WHAT TO PRODUCE -
From the listing below, pull out the lines that hold "spider".

EXERCISE INPUT -
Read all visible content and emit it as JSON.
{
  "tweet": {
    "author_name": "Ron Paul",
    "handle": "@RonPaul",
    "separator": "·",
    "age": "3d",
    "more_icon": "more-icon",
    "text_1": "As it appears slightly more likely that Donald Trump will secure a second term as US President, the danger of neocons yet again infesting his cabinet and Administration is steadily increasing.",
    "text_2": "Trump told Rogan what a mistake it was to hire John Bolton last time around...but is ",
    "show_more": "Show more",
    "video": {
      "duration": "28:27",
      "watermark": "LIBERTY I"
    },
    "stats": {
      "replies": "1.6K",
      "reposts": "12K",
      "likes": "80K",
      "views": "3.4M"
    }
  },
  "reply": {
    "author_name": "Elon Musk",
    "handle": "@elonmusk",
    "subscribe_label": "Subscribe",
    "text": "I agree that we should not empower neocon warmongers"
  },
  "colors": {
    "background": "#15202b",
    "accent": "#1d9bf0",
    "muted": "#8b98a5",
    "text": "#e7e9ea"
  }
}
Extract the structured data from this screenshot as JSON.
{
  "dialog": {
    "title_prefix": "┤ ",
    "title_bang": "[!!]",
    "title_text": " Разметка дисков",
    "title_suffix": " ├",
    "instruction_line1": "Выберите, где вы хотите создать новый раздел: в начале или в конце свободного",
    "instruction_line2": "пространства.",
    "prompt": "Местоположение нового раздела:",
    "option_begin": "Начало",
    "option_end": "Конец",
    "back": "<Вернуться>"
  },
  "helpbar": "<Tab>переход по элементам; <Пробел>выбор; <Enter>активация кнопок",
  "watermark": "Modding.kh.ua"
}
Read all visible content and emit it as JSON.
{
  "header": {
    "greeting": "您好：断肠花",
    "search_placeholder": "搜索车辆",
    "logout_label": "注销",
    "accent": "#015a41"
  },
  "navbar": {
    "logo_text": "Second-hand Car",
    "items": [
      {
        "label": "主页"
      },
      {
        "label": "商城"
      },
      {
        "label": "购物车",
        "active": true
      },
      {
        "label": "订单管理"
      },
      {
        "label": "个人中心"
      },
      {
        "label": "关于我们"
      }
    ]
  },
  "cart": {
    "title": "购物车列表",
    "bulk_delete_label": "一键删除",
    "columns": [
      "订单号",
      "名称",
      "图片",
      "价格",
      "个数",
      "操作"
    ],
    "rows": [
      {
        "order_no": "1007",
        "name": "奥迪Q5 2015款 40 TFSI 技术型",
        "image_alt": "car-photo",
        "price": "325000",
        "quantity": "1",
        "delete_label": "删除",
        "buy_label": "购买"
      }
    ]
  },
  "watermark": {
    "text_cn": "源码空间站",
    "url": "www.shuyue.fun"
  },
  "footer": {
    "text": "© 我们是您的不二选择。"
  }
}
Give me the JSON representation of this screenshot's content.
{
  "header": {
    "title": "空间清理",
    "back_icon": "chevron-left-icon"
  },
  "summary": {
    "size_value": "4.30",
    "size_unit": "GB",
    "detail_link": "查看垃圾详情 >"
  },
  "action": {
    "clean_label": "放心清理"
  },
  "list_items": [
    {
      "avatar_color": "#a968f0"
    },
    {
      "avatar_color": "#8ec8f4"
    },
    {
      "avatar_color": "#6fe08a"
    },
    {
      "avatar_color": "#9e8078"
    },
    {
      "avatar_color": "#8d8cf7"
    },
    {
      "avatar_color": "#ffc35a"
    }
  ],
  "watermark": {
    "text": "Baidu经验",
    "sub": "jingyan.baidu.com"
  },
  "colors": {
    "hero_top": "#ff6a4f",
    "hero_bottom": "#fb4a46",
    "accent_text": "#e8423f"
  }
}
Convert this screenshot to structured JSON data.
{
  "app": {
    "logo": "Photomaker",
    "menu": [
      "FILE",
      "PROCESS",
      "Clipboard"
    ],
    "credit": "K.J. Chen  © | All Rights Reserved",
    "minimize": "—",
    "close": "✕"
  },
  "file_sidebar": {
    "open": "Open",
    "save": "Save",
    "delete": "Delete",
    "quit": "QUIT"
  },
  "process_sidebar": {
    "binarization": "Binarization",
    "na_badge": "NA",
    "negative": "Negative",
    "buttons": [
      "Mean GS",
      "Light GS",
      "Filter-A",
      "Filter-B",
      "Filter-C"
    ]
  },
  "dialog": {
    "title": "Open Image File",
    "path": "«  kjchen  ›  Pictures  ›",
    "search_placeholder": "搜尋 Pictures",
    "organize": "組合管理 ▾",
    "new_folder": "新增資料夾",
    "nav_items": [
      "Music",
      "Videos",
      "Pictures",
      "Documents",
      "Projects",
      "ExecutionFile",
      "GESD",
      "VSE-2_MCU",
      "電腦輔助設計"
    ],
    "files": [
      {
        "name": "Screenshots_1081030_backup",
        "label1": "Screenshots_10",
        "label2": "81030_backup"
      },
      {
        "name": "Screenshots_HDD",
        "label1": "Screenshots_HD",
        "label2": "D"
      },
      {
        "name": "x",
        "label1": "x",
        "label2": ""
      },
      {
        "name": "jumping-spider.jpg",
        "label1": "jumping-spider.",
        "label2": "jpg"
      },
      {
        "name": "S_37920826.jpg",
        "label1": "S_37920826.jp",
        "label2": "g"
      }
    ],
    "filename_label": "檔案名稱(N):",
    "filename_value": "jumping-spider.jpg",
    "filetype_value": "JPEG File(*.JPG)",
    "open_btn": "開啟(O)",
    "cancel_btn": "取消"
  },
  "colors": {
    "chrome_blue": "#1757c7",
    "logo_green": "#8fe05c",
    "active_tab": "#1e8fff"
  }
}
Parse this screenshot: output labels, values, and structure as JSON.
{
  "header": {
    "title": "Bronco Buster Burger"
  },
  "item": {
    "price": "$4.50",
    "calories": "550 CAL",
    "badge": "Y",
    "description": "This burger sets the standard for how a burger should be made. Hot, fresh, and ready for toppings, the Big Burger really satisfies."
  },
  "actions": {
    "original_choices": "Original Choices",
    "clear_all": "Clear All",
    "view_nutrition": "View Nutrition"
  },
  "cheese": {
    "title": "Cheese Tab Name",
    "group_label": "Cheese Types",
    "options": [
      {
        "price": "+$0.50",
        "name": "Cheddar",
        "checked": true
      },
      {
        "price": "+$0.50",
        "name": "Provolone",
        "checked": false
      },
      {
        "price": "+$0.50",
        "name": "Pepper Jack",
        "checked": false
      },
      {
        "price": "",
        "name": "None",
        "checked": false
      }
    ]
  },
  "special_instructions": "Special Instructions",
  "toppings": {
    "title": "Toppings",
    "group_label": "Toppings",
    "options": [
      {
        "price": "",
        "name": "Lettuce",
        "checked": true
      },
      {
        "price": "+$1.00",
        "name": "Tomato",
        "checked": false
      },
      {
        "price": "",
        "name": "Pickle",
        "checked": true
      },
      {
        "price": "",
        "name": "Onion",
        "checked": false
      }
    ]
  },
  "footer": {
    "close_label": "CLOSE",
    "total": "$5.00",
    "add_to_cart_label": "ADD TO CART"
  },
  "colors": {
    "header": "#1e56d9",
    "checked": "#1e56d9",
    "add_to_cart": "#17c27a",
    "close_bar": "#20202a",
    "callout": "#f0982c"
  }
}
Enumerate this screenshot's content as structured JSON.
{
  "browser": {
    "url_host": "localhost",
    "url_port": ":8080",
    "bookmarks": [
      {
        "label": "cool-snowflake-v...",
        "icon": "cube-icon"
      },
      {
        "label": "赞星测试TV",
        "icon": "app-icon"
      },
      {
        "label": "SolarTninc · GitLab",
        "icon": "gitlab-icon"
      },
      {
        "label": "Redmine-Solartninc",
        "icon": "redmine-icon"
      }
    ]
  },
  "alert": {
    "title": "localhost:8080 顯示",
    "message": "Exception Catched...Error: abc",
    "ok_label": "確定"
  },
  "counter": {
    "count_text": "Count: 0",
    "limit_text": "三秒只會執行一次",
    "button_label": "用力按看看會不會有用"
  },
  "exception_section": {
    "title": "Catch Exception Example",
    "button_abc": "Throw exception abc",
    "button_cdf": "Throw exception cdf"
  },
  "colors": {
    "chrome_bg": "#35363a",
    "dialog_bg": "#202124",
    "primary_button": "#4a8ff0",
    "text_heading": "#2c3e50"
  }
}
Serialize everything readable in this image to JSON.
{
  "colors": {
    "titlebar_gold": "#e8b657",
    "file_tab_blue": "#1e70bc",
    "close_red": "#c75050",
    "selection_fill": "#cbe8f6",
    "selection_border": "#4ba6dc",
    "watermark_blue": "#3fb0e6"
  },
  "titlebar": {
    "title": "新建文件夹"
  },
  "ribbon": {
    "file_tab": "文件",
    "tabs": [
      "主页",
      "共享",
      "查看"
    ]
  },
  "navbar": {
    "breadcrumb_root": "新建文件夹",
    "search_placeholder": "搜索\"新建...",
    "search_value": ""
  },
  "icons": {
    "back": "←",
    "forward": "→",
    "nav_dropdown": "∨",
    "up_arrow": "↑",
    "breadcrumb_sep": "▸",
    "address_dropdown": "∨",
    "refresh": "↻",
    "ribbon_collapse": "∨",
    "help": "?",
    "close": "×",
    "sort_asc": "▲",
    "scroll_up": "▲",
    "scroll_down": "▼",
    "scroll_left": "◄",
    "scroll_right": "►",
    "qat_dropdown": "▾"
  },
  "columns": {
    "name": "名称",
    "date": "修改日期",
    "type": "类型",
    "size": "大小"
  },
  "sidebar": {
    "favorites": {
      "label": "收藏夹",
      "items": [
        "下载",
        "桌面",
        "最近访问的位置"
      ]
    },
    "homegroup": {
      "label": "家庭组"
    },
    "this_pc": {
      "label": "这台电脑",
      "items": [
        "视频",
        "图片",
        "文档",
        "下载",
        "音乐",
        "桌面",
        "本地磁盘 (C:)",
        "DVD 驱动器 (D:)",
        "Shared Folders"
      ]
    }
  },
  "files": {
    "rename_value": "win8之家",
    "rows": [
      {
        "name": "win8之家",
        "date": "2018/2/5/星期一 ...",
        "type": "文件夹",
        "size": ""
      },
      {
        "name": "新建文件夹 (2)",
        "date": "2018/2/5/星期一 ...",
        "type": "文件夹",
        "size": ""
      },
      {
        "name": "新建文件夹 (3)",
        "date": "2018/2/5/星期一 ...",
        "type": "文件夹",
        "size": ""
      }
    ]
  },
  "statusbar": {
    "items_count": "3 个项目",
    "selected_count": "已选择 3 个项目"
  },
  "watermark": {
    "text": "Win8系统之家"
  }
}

SOLUTION TO THIS TASK -
        "name": "jumping-spider.jpg",
        "label1": "jumping-spider.",
    "filename_value": "jumping-spider.jpg",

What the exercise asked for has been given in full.